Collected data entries

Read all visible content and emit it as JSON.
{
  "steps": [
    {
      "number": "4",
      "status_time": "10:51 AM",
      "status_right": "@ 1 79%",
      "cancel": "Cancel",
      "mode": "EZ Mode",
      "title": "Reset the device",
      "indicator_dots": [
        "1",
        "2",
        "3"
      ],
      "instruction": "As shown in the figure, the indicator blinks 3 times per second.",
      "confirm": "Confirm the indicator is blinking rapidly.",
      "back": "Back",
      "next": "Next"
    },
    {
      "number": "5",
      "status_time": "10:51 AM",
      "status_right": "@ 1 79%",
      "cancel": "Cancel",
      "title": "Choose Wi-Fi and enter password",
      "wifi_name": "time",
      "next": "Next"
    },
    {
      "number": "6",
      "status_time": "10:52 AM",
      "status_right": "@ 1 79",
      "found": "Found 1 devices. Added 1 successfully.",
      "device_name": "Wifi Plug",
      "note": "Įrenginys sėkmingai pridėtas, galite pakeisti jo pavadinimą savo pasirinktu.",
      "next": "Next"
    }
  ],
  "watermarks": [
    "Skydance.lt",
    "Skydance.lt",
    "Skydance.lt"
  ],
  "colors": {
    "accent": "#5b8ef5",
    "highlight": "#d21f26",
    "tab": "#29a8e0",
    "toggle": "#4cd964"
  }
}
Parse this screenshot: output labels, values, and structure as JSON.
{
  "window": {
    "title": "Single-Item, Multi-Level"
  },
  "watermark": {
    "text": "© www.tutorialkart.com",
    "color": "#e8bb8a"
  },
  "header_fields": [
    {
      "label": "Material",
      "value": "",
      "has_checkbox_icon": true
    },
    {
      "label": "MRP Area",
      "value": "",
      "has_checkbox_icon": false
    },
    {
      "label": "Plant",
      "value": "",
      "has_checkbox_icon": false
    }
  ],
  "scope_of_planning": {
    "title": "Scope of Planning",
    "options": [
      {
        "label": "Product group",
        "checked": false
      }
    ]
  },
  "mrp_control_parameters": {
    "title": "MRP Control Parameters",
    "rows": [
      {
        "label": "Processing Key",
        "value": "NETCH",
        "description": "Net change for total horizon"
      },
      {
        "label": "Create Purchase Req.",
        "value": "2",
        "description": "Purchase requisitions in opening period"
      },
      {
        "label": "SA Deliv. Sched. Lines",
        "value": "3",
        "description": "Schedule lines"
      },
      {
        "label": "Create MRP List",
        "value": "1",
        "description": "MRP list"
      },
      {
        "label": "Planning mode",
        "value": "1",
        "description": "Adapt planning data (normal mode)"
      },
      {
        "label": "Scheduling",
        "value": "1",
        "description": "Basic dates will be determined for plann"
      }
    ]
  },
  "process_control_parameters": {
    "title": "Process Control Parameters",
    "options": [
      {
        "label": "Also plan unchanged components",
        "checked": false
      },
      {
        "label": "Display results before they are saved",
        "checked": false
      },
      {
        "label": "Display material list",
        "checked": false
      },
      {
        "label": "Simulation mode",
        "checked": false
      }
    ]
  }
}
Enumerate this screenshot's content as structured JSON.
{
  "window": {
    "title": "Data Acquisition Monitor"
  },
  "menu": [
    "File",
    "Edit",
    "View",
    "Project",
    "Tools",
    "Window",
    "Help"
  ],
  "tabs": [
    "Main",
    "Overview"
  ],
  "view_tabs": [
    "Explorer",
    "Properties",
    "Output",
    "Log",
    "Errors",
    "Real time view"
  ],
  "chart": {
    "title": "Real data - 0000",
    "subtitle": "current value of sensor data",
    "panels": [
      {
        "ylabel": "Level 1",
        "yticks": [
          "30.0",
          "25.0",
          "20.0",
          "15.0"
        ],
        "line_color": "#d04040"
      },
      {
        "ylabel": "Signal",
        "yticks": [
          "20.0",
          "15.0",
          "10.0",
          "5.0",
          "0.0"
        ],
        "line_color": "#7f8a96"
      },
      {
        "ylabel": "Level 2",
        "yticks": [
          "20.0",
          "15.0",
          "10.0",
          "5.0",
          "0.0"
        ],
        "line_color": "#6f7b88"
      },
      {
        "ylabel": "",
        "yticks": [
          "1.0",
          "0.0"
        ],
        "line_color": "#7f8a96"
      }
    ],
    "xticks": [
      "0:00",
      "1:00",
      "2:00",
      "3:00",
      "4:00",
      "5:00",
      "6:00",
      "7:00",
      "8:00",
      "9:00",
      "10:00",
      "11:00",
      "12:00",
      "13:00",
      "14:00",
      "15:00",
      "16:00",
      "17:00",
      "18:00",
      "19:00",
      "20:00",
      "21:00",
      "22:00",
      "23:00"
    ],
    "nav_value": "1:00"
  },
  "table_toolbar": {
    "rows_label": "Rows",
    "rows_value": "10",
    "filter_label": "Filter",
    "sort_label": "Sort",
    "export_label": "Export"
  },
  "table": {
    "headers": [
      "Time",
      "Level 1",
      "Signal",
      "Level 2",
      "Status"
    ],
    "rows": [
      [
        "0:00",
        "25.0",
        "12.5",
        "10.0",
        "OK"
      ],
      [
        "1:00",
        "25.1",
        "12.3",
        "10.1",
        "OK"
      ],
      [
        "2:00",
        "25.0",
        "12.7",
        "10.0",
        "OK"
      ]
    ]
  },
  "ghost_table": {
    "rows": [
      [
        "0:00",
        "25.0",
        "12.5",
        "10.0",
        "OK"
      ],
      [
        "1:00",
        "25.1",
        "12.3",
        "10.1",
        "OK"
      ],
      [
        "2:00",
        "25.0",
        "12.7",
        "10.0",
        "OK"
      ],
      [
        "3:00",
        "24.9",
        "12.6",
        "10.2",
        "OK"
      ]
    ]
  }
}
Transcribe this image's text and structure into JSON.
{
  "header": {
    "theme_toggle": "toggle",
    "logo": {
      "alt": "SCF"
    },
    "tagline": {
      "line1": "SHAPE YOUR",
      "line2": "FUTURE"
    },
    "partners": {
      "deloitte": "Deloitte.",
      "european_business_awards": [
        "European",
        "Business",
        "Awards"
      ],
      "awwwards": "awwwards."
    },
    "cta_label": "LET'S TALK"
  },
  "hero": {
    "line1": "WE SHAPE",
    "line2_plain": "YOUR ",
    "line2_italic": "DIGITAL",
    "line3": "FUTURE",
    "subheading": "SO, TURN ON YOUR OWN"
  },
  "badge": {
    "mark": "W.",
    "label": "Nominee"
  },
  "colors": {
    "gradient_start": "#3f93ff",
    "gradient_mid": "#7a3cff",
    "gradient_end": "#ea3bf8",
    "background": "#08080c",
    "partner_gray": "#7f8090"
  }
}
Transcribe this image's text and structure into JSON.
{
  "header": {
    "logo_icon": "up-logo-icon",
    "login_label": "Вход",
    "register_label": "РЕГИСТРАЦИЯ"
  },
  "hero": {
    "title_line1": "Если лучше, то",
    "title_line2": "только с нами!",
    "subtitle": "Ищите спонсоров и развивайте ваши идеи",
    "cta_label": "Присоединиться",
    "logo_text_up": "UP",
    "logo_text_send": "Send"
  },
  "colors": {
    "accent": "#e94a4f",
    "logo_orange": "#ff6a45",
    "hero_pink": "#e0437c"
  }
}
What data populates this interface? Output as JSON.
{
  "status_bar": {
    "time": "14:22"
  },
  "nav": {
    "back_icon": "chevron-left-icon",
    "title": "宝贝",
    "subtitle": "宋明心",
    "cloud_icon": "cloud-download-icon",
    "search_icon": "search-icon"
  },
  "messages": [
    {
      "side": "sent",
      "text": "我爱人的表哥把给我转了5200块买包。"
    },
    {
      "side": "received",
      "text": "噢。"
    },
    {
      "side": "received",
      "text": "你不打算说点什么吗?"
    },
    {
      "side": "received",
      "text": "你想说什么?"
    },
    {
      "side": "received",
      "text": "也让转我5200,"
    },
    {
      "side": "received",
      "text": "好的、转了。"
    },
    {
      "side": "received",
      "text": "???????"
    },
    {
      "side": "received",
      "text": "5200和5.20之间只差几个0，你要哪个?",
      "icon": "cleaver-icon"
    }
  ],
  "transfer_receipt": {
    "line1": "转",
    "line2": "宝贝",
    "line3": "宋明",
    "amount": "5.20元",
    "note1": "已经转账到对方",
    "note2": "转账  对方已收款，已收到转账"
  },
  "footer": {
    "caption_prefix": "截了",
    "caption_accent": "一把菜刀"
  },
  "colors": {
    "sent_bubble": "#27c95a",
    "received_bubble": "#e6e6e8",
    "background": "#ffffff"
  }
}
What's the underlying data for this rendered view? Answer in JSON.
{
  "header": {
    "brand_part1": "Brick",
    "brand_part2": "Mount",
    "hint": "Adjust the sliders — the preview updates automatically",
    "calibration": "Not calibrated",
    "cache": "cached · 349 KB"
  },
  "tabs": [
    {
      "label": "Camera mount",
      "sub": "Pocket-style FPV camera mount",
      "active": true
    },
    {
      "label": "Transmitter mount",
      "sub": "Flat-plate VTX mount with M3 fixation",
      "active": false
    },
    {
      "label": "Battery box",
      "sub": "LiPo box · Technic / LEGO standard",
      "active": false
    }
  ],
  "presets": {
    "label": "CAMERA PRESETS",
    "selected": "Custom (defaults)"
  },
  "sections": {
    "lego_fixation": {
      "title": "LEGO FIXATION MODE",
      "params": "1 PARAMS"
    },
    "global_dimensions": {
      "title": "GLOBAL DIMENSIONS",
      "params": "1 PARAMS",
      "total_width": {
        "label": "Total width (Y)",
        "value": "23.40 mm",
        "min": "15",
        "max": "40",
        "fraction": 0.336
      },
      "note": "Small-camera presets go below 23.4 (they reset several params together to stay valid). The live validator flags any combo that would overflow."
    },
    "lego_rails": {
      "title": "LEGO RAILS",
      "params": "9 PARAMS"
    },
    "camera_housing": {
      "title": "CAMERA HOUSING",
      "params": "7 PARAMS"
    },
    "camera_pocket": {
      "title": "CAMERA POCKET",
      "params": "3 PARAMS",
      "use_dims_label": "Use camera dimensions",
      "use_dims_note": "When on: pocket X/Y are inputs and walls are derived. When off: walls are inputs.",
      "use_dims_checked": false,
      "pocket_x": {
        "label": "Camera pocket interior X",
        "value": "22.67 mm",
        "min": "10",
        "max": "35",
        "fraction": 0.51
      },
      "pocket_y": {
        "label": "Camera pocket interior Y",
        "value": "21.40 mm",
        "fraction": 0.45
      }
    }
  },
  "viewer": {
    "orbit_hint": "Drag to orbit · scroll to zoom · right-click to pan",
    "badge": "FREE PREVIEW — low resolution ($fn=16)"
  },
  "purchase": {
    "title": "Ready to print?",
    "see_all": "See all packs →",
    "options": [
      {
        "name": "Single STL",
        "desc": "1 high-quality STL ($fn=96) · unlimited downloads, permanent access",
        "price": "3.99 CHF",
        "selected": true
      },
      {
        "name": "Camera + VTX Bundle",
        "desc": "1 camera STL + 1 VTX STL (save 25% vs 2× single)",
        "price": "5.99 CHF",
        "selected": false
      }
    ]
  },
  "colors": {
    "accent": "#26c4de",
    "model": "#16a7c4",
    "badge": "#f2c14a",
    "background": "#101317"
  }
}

» **PROBLEM TO WORK ON**
Of all the lines in the entries, how many contain the word "this"? Give only the number.

» **TASK ANSWER**
6